[Stored entries]:
....................
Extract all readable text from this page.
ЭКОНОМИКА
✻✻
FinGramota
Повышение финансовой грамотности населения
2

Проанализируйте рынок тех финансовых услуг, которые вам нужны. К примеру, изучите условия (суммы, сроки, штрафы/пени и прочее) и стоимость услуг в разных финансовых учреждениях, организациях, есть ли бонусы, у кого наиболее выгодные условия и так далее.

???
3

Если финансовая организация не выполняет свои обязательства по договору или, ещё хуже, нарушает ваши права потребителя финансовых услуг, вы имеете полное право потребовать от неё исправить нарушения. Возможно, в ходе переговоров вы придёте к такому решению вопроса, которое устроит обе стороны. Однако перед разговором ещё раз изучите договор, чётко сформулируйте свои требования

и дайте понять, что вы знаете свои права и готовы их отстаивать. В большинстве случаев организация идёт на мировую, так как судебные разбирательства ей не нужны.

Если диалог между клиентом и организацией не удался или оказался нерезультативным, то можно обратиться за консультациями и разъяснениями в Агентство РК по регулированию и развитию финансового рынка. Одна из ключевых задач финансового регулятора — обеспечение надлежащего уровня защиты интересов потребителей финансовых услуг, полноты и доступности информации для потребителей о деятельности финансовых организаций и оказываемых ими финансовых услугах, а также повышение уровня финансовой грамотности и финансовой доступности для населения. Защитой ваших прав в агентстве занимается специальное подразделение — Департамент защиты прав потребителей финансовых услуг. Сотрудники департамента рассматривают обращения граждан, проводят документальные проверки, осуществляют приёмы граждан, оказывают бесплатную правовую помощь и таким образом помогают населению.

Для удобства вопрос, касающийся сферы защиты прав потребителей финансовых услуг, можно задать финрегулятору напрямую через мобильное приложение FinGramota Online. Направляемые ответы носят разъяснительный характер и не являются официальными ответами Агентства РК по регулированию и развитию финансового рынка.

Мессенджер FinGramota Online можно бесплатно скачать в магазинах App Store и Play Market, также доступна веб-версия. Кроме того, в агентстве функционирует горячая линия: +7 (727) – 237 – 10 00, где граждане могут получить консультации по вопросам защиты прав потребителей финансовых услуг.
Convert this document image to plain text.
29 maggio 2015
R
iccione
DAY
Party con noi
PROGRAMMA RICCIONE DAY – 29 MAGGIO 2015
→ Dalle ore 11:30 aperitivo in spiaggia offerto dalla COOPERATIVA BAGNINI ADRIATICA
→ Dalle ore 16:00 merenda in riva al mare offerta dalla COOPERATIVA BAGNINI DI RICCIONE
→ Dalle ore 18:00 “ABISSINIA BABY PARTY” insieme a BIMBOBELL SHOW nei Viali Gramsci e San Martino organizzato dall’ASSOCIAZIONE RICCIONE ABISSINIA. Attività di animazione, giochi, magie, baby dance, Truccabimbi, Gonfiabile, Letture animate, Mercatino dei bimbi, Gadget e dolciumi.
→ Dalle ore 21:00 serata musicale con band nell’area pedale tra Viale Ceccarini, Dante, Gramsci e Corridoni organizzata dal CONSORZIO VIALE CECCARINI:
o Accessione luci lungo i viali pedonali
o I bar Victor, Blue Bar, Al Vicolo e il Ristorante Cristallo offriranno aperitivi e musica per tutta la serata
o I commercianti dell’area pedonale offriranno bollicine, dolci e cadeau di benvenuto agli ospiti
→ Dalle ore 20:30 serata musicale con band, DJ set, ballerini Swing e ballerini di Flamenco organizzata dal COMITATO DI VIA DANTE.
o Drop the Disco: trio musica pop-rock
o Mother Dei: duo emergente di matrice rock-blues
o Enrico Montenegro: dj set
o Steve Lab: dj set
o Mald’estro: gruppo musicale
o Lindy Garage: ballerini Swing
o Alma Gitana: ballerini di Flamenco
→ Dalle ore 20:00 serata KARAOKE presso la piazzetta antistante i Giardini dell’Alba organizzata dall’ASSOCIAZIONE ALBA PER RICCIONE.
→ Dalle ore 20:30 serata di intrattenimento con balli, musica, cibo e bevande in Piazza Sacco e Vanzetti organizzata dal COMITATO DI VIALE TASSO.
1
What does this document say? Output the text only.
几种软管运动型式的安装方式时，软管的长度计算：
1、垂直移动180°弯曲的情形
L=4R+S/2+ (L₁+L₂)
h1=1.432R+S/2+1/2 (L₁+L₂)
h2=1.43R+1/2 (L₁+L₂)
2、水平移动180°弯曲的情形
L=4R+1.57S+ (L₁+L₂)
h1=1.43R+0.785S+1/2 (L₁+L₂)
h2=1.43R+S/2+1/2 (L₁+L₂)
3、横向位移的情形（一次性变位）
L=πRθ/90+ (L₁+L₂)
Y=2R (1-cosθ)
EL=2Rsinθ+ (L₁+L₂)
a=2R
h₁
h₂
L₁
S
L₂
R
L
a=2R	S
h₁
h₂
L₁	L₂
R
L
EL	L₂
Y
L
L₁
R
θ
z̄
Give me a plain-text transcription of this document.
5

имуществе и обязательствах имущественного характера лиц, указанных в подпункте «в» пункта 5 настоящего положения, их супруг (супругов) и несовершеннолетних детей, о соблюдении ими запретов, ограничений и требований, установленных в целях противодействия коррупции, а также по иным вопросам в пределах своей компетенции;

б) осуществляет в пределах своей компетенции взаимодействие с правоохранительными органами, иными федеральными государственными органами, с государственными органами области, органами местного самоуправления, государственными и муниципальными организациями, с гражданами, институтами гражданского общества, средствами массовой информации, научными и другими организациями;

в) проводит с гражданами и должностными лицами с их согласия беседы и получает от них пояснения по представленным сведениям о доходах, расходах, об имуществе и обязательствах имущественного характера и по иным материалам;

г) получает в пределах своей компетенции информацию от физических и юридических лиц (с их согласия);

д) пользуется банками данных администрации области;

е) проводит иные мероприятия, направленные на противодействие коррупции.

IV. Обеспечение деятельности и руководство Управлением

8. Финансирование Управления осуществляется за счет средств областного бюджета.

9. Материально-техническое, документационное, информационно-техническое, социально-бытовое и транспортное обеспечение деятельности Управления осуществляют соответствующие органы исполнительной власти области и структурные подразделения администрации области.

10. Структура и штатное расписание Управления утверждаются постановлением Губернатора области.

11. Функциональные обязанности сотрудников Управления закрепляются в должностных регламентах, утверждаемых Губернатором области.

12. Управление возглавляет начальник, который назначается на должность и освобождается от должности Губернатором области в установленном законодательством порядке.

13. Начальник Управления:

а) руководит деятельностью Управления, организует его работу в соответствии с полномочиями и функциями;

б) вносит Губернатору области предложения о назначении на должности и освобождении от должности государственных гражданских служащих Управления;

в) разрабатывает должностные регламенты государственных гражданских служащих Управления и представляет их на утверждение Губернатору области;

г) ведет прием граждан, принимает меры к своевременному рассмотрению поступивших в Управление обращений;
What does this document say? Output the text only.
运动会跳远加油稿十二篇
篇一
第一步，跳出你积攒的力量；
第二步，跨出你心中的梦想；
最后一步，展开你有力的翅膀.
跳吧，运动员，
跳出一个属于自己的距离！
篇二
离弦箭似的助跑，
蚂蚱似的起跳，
....................
[YOUR GOAL]: Your answer should be a single number: the count of lines in the listing that contain the word "Swing".

[COMPLETE RESPONSE]: 2